* **The data**
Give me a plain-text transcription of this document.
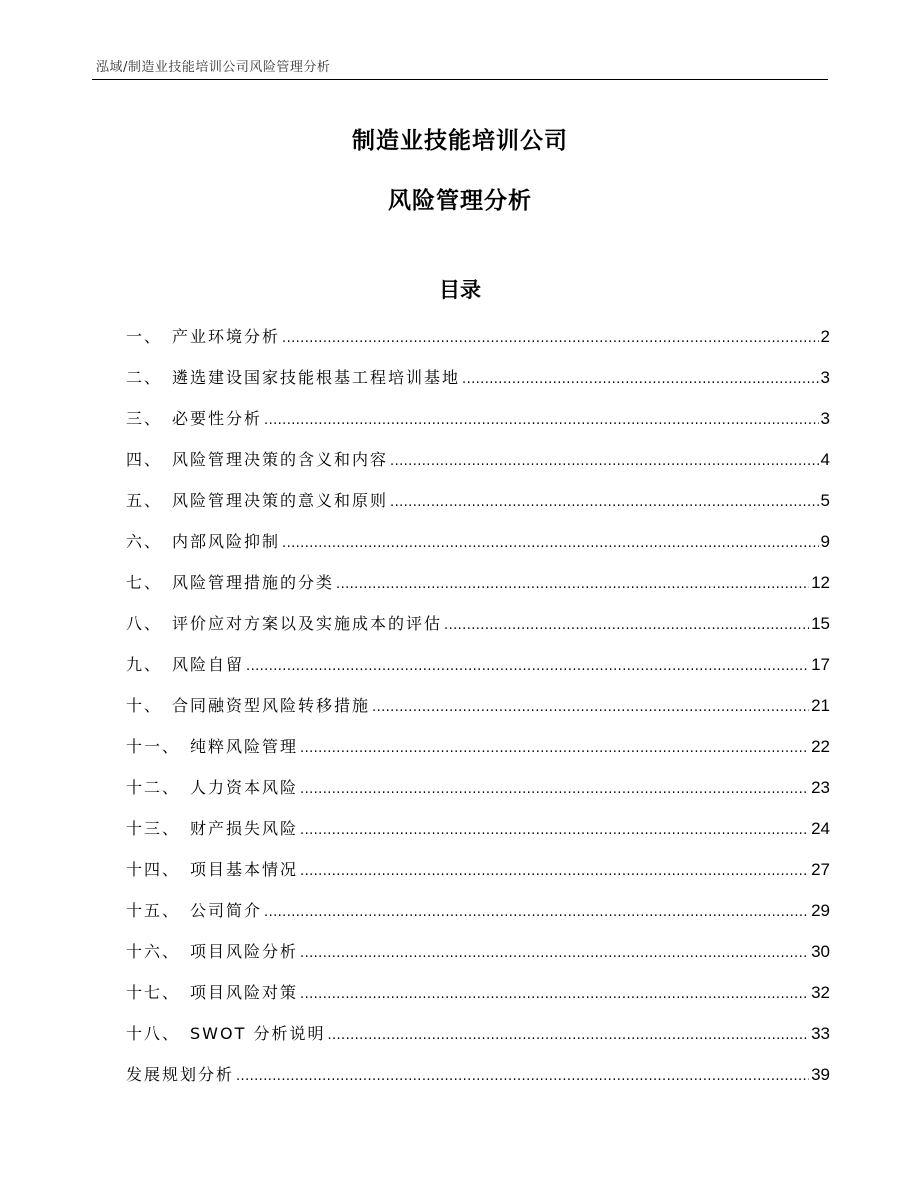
泓域/制造业技能培训公司风险管理分析
制造业技能培训公司
风险管理分析
目录
一、 产业环境分析 .....	2
二、 遴选建设国家技能根基工程培训基地 .....	3
三、 必要性分析 .....	3
四、 风险管理决策的含义和内容 .....	4
五、 风险管理决策的意义和原则 .....	5
六、 内部风险抑制 .....	9
七、 风险管理措施的分类 .....	12
八、 评价应对方案以及实施成本的评估 .....	15
九、 风险自留 .....	17
十、 合同融资型风险转移措施 .....	21
十一、 纯粹风险管理 .....	22
十二、 人力资本风险 .....	23
十三、 财产损失风险 .....	24
十四、 项目基本情况 .....	27
十五、 公司简介 .....	29
十六、 项目风险分析 .....	30
十七、 项目风险对策 .....	32
十八、 SWOT 分析说明 .....	33
发展规划分析 .....	39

* **Exercise directions**
Skip the pictures and transcribe the rest of the records exactly.

* **Solution to this task**
Give me a plain-text transcription of this document.
泓域/制造业技能培训公司风险管理分析
制造业技能培训公司
风险管理分析
目录
一、 产业环境分析 .....	2
二、 遴选建设国家技能根基工程培训基地 .....	3
三、 必要性分析 .....	3
四、 风险管理决策的含义和内容 .....	4
五、 风险管理决策的意义和原则 .....	5
六、 内部风险抑制 .....	9
七、 风险管理措施的分类 .....	12
八、 评价应对方案以及实施成本的评估 .....	15
九、 风险自留 .....	17
十、 合同融资型风险转移措施 .....	21
十一、 纯粹风险管理 .....	22
十二、 人力资本风险 .....	23
十三、 财产损失风险 .....	24
十四、 项目基本情况 .....	27
十五、 公司简介 .....	29
十六、 项目风险分析 .....	30
十七、 项目风险对策 .....	32
十八、 SWOT 分析说明 .....	33
发展规划分析 .....	39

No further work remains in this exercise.